Task prompt: List the lines of this listing that hold the word "symmetrie".
□ □ □ □
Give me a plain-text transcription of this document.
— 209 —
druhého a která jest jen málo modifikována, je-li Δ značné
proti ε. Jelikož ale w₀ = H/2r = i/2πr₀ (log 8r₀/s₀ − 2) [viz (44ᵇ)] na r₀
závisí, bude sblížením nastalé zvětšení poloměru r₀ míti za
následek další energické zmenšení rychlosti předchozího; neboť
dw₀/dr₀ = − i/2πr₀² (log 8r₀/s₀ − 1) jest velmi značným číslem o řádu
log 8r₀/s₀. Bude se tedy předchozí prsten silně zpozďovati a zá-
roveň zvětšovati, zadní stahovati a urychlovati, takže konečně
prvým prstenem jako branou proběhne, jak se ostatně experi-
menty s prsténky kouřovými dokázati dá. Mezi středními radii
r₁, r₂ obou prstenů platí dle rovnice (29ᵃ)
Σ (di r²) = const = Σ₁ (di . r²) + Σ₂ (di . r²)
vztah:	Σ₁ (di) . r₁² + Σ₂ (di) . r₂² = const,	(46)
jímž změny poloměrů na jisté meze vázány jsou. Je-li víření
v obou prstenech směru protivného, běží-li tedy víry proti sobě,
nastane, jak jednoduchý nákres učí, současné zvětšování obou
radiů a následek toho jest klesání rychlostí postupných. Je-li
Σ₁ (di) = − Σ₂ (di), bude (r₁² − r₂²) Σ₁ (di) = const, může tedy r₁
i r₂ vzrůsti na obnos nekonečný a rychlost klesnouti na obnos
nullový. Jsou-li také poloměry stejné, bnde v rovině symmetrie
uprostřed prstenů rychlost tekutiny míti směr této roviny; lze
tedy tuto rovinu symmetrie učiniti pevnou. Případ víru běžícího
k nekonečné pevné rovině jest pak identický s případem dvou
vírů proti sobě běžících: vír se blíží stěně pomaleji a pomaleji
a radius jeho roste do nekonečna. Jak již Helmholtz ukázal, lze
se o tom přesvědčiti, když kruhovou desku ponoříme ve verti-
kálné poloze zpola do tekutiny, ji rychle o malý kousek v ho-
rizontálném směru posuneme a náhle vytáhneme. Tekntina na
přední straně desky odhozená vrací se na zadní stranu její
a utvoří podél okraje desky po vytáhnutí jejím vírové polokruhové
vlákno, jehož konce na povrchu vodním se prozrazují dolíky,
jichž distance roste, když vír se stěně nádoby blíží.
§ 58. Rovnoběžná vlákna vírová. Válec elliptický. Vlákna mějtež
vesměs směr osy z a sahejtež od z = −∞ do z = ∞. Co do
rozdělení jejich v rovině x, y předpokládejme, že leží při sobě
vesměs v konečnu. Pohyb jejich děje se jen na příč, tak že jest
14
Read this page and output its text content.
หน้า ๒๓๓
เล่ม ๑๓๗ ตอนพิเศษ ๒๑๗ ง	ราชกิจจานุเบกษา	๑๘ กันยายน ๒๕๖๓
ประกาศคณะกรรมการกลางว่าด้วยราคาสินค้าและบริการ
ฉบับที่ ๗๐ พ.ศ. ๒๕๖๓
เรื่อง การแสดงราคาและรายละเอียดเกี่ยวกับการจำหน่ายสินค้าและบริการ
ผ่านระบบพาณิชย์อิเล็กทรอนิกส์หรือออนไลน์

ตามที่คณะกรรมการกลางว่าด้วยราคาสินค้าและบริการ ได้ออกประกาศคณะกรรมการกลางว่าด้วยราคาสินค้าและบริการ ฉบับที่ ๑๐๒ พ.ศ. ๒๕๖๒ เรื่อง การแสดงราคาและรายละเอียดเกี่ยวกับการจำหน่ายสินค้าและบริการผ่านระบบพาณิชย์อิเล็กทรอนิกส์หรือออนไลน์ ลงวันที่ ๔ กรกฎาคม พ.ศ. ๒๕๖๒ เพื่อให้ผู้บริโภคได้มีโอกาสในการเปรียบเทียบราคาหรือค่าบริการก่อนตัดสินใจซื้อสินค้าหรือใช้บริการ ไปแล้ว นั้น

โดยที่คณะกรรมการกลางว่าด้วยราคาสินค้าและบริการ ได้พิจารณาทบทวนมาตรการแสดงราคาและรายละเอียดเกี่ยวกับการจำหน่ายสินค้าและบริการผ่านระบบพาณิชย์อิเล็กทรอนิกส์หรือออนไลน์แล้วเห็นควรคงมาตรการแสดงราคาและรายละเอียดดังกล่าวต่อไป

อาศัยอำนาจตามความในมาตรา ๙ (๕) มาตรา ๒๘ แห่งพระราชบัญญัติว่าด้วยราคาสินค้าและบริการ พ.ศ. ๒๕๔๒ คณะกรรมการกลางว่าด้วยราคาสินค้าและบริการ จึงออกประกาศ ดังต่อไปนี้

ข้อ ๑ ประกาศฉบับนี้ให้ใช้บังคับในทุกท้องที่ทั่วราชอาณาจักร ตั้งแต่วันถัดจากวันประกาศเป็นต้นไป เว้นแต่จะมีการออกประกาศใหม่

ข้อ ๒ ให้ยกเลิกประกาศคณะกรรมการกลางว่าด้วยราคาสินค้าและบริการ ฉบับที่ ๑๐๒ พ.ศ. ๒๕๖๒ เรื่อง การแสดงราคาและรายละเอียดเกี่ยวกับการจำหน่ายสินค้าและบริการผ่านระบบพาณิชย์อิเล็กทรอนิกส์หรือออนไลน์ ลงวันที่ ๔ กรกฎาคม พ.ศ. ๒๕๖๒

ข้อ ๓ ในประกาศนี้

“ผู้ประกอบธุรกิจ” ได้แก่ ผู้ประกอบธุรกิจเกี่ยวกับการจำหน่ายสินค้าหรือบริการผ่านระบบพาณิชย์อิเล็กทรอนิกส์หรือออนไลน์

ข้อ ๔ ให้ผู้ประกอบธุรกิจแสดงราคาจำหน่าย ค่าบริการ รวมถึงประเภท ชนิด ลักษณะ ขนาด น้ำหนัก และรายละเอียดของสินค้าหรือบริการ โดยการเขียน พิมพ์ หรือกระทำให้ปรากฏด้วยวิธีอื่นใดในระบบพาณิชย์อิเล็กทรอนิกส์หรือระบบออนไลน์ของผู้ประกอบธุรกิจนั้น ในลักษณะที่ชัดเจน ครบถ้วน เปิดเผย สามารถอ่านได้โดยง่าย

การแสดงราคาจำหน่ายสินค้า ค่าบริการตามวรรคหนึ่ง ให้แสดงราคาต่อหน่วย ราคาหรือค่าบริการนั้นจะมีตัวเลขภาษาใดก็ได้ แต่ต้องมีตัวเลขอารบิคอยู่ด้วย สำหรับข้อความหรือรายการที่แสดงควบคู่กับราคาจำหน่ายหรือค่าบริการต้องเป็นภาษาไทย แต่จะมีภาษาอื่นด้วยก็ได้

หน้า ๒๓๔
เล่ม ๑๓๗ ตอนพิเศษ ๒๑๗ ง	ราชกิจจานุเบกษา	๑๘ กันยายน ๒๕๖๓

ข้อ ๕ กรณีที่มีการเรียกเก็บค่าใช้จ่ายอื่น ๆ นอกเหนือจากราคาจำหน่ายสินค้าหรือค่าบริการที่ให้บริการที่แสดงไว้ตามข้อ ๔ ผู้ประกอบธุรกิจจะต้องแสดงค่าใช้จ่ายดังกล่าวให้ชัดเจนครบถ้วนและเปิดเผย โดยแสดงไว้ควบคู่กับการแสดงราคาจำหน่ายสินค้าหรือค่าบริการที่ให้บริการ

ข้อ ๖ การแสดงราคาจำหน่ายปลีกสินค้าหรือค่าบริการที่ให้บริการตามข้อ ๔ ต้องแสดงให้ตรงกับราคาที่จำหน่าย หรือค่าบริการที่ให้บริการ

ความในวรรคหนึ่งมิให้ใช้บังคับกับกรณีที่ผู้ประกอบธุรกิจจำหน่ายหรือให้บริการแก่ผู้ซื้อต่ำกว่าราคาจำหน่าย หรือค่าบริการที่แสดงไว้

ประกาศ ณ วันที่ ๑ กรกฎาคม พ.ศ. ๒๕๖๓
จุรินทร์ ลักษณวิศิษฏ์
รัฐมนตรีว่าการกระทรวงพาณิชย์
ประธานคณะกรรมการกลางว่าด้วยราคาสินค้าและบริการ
□ □ □ □
Final result:
nullový. Jsou-li také poloměry stejné, bnde v rovině symmetrie
tedy tuto rovinu symmetrie učiniti pevnou. Případ víru běžícího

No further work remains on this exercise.